>> Begin
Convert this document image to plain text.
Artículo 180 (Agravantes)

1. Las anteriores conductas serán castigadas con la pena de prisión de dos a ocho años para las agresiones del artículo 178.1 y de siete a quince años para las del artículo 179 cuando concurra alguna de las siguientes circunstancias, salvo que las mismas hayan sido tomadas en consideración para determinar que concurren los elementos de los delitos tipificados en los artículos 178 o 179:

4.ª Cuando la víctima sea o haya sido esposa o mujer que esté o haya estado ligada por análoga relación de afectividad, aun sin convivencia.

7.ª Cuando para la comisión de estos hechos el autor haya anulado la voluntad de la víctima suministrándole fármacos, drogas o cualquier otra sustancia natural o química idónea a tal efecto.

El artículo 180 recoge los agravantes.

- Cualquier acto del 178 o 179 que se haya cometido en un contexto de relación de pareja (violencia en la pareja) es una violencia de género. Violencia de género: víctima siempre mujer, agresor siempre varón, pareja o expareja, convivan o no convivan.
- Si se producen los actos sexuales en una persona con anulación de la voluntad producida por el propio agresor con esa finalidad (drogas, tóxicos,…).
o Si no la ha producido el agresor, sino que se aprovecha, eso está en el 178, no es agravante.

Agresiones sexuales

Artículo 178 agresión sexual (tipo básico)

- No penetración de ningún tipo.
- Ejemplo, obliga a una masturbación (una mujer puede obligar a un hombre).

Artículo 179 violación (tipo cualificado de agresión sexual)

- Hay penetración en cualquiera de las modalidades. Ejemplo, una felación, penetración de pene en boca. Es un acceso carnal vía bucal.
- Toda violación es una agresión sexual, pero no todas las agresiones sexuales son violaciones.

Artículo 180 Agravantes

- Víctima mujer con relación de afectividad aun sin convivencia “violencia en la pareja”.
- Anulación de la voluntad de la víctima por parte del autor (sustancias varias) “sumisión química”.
>> End
>> Begin
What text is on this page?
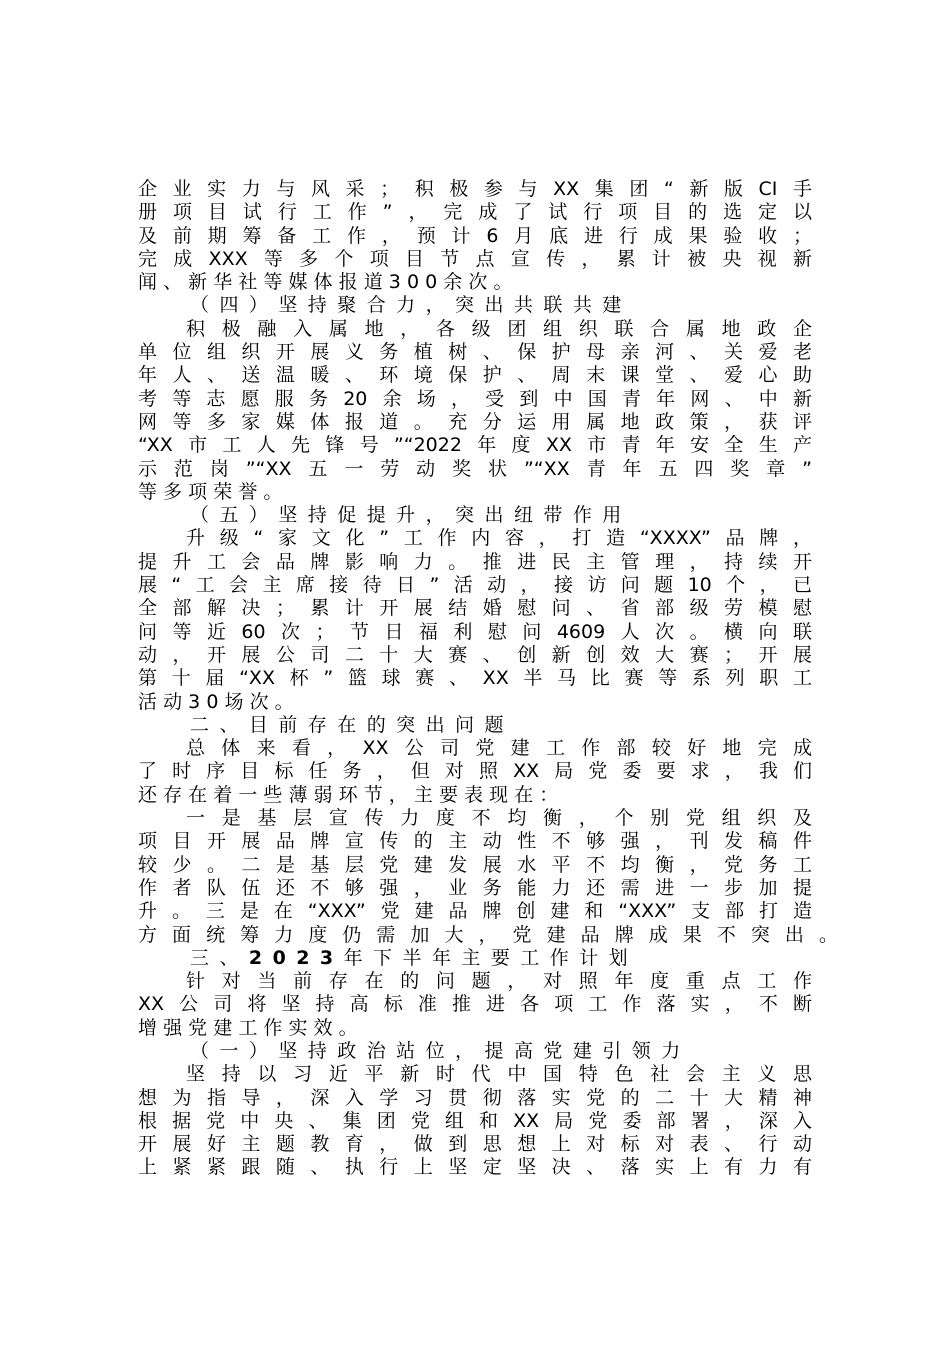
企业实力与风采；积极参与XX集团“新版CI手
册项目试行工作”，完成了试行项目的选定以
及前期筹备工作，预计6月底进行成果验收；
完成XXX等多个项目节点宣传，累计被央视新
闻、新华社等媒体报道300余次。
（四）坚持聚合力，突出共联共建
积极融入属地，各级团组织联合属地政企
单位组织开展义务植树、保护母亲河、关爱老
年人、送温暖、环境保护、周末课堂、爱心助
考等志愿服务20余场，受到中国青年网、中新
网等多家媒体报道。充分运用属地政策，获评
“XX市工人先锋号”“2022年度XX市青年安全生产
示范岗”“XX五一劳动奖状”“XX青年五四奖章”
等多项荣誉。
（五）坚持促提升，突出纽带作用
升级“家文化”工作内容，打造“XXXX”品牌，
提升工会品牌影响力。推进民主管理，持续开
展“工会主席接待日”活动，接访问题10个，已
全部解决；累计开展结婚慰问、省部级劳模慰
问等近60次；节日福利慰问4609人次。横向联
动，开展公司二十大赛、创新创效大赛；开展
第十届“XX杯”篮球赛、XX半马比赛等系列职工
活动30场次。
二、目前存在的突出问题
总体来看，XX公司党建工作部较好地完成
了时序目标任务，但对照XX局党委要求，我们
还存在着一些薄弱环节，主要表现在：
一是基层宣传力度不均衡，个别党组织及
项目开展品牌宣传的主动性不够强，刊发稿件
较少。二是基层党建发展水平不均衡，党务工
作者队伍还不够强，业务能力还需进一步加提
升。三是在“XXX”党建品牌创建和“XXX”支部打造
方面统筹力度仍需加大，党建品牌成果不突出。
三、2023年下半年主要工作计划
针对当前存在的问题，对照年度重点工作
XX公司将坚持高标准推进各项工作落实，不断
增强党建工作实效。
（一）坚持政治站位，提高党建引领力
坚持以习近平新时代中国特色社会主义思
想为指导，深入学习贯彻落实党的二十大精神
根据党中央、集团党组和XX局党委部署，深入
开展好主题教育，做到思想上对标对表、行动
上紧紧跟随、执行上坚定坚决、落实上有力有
>> End
▶ Given exercise: Scan the listing above. Gather each line that contains the word "relación".

▶ Solution to the problem:
4.ª Cuando la víctima sea o haya sido esposa o mujer que esté o haya estado ligada por análoga relación de afectividad, aun sin convivencia.
- Cualquier acto del 178 o 179 que se haya cometido en un contexto de relación de pareja (violencia en la pareja) es una violencia de género. Violencia de género: víctima siempre mujer, agresor siempre varón, pareja o expareja, convivan o no convivan.
- Víctima mujer con relación de afectividad aun sin convivencia “violencia en la pareja”.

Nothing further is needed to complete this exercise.